# CHALLENGE
Copy out every line containing the word "listed".
# Start of EXTRACTED MATERIAL
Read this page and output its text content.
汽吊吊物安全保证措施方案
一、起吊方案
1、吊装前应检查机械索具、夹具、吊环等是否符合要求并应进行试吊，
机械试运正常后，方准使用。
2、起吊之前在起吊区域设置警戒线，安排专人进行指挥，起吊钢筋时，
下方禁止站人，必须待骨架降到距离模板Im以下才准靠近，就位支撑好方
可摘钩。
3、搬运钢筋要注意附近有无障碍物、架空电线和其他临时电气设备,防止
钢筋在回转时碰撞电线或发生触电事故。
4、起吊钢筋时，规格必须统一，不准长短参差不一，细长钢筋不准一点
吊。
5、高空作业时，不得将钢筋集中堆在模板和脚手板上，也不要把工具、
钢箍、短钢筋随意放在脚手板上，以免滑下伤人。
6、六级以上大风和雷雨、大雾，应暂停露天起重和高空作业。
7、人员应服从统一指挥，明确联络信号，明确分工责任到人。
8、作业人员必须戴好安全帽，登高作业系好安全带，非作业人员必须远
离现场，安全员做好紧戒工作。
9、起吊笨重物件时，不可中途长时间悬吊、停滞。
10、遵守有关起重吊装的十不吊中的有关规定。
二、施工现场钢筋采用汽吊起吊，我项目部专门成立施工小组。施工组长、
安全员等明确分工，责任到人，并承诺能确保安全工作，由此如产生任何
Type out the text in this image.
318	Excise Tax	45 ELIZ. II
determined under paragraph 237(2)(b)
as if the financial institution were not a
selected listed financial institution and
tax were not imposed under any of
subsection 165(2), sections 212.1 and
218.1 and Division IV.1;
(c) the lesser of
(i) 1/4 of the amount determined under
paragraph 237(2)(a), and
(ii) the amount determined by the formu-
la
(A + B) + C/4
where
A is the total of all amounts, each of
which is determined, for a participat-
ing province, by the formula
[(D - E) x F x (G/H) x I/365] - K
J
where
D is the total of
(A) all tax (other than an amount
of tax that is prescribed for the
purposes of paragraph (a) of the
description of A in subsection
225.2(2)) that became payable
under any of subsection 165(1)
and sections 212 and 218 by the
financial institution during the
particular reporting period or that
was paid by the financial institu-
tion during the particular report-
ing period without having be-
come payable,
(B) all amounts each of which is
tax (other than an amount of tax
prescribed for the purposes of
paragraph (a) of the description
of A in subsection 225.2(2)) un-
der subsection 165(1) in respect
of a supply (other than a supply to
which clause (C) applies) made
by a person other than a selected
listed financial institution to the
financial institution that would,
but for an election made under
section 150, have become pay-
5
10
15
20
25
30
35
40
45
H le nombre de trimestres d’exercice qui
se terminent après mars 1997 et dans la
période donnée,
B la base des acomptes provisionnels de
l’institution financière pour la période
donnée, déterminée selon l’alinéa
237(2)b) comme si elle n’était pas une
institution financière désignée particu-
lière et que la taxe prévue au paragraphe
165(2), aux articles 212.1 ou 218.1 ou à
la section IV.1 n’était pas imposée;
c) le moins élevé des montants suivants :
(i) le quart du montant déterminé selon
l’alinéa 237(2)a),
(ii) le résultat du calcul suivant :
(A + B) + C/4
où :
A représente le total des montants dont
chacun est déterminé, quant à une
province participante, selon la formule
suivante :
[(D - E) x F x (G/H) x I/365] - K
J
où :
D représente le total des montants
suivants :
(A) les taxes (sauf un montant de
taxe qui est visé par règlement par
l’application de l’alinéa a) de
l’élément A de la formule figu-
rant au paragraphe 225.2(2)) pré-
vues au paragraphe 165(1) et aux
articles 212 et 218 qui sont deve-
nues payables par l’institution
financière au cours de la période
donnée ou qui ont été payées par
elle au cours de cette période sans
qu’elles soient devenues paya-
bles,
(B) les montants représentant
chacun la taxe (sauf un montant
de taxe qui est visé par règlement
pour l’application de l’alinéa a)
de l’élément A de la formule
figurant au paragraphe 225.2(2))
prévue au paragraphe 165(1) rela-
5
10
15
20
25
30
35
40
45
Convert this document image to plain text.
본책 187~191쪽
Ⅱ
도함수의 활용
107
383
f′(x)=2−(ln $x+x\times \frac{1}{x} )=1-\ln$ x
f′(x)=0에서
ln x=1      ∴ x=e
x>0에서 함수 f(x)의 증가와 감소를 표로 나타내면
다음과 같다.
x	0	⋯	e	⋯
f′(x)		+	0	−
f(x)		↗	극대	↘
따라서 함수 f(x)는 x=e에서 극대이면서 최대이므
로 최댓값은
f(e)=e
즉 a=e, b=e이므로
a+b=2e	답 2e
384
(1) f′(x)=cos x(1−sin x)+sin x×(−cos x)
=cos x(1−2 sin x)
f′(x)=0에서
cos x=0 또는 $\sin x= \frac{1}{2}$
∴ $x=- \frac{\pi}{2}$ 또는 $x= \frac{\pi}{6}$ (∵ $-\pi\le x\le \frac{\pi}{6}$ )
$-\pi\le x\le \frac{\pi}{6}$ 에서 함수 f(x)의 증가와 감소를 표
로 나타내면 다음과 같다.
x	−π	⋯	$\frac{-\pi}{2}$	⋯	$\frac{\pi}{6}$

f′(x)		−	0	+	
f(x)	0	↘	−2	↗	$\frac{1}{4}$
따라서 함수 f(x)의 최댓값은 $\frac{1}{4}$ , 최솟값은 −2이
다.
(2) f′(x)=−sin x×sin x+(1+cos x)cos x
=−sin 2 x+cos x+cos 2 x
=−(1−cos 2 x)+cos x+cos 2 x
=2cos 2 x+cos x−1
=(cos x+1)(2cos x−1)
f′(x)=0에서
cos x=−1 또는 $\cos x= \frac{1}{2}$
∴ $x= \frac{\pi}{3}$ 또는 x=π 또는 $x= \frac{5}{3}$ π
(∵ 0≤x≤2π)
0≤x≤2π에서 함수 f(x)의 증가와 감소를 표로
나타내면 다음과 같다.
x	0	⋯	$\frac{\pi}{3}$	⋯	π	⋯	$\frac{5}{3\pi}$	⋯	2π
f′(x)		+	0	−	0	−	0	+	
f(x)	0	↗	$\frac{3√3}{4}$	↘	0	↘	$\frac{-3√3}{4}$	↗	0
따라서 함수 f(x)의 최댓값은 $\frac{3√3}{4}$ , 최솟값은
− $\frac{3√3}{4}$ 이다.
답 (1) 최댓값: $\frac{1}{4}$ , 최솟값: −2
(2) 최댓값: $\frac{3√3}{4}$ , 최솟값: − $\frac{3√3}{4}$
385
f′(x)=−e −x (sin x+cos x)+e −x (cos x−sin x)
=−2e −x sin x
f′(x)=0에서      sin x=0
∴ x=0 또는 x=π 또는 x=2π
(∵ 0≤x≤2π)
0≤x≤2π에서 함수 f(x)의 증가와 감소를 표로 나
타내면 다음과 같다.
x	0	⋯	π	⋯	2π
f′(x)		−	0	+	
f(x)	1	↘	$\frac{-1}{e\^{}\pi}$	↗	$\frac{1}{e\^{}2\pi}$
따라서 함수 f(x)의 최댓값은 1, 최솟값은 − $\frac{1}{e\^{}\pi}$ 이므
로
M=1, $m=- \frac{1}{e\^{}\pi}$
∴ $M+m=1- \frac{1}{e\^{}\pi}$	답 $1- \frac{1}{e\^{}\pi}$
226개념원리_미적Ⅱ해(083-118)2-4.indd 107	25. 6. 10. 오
# End of EXTRACTED MATERIAL
# SOLUTION
selected listed financial institution and
listed financial institution to the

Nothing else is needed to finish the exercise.